- RECORDS TO USE:
* * * * *
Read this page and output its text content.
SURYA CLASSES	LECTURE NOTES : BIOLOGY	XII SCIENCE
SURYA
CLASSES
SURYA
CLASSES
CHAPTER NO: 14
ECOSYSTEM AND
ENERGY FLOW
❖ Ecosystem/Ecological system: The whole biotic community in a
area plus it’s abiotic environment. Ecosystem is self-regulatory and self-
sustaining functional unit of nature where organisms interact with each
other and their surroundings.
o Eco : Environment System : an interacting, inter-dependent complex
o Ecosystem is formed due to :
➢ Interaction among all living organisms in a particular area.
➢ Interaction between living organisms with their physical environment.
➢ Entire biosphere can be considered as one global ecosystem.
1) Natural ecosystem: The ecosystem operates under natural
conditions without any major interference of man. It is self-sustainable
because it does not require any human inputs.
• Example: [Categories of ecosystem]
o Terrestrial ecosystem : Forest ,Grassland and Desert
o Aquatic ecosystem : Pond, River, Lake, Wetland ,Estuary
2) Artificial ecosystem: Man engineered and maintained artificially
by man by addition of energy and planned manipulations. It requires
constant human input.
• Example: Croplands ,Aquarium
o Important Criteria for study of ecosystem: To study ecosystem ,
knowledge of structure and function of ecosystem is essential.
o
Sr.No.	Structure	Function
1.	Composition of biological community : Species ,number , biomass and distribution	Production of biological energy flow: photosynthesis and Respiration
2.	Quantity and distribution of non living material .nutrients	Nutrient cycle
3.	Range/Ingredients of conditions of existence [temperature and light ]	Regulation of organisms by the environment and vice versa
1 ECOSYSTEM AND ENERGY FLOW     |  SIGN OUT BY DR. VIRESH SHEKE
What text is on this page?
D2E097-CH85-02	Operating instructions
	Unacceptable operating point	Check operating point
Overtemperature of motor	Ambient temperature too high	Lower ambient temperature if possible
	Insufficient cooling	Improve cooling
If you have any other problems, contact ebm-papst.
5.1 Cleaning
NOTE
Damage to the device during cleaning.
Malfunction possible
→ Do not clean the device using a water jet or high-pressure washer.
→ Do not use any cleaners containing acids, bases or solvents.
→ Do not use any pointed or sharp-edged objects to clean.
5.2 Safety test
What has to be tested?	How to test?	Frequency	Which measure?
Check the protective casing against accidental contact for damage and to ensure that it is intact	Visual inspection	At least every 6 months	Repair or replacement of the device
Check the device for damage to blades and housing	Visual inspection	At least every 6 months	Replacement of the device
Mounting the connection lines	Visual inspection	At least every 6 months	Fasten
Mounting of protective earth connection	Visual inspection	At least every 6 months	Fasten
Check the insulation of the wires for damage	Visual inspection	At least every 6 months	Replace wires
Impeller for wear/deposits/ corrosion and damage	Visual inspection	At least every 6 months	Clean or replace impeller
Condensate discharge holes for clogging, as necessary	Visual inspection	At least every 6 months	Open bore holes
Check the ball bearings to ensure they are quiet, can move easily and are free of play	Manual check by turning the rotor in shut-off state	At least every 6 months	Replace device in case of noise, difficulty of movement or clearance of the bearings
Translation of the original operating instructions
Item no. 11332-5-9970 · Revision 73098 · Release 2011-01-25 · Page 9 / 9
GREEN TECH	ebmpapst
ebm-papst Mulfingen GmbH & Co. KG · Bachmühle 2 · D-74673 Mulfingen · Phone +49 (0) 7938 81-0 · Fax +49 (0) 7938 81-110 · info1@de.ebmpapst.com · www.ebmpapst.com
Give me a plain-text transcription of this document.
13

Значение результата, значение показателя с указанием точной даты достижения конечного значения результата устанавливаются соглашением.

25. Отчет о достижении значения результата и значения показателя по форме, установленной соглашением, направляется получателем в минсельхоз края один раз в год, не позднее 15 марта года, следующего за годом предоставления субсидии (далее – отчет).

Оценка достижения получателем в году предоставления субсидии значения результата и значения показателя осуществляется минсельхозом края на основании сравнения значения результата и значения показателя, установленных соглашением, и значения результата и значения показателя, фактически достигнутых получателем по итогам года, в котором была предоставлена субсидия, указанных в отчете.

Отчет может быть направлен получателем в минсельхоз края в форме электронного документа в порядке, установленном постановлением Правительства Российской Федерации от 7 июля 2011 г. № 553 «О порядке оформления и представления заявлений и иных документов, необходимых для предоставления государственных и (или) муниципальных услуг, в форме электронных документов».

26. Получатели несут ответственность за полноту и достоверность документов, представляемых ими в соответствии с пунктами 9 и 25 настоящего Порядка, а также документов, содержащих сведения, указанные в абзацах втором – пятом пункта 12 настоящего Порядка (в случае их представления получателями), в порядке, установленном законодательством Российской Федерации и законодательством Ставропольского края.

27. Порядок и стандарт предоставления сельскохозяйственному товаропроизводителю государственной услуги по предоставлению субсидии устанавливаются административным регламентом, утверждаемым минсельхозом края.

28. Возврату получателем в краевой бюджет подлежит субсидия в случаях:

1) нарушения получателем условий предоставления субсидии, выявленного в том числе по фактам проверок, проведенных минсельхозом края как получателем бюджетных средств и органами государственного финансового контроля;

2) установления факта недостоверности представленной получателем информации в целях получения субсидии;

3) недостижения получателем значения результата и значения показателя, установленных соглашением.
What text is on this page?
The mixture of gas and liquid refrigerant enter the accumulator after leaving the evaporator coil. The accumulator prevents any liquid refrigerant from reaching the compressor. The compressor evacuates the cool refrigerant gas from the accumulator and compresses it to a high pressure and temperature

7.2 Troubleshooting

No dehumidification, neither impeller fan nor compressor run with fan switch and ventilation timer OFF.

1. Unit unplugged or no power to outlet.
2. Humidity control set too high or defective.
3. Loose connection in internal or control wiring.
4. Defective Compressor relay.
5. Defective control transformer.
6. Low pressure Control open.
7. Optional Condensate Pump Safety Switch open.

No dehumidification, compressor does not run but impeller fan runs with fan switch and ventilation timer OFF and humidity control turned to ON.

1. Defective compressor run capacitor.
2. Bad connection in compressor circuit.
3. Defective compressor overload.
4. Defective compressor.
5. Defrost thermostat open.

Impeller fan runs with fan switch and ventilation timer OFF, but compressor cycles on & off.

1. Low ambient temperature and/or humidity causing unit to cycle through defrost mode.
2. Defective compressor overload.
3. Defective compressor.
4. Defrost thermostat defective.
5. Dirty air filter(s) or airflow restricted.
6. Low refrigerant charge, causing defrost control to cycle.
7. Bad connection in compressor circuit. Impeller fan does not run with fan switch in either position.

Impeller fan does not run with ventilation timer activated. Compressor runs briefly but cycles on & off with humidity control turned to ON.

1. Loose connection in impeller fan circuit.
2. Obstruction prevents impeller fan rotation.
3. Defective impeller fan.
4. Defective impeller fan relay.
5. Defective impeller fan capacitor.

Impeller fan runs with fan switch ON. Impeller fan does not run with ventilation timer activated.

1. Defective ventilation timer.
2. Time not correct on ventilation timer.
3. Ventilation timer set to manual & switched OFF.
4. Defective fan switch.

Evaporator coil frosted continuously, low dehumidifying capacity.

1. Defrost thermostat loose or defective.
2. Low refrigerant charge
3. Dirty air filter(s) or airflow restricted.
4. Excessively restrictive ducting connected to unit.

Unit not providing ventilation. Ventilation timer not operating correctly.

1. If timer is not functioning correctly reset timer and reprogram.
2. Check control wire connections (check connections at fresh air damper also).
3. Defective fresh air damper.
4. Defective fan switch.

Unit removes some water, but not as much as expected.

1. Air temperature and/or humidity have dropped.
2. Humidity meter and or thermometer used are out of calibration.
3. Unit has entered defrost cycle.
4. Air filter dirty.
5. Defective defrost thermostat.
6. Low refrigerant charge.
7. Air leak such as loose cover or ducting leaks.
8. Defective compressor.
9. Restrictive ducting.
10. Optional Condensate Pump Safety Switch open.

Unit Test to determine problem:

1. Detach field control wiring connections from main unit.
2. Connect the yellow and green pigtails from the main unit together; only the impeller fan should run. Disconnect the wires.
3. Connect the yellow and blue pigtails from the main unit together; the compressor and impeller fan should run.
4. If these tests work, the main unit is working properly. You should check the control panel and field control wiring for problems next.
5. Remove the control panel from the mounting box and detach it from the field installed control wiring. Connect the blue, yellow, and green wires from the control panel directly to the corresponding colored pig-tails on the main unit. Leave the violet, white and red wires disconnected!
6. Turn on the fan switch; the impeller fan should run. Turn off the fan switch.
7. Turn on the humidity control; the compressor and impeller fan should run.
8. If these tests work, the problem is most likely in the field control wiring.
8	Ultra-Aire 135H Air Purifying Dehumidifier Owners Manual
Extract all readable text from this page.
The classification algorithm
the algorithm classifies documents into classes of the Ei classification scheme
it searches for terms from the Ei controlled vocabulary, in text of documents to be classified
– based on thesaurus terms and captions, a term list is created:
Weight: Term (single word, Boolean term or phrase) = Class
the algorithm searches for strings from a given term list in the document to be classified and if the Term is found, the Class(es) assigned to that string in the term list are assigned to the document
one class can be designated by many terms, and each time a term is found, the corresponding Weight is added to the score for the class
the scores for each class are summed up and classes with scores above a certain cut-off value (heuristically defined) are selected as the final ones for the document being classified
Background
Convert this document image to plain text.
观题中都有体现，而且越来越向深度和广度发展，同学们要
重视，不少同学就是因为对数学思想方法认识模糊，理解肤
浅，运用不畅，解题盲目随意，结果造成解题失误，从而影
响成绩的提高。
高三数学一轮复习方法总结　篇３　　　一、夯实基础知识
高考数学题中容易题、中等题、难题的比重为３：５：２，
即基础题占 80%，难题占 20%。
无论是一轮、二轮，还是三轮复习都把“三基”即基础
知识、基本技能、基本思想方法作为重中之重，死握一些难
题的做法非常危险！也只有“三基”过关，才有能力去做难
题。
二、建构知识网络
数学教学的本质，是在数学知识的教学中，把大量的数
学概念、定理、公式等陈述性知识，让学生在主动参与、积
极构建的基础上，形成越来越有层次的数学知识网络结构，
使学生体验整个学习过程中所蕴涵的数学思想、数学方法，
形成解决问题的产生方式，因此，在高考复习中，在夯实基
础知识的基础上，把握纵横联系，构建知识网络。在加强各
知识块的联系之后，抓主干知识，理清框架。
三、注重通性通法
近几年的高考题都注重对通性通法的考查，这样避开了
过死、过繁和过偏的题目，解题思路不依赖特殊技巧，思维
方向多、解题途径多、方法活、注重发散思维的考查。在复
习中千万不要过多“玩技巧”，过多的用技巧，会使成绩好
* * * * *
- WRITTEN EXERCISE:
Locate the string "Interaction" in the listing above and copy every line where it occurs.

- WRITTEN ANSWER:
➢ Interaction among all living organisms in a particular area.
➢ Interaction between living organisms with their physical environment.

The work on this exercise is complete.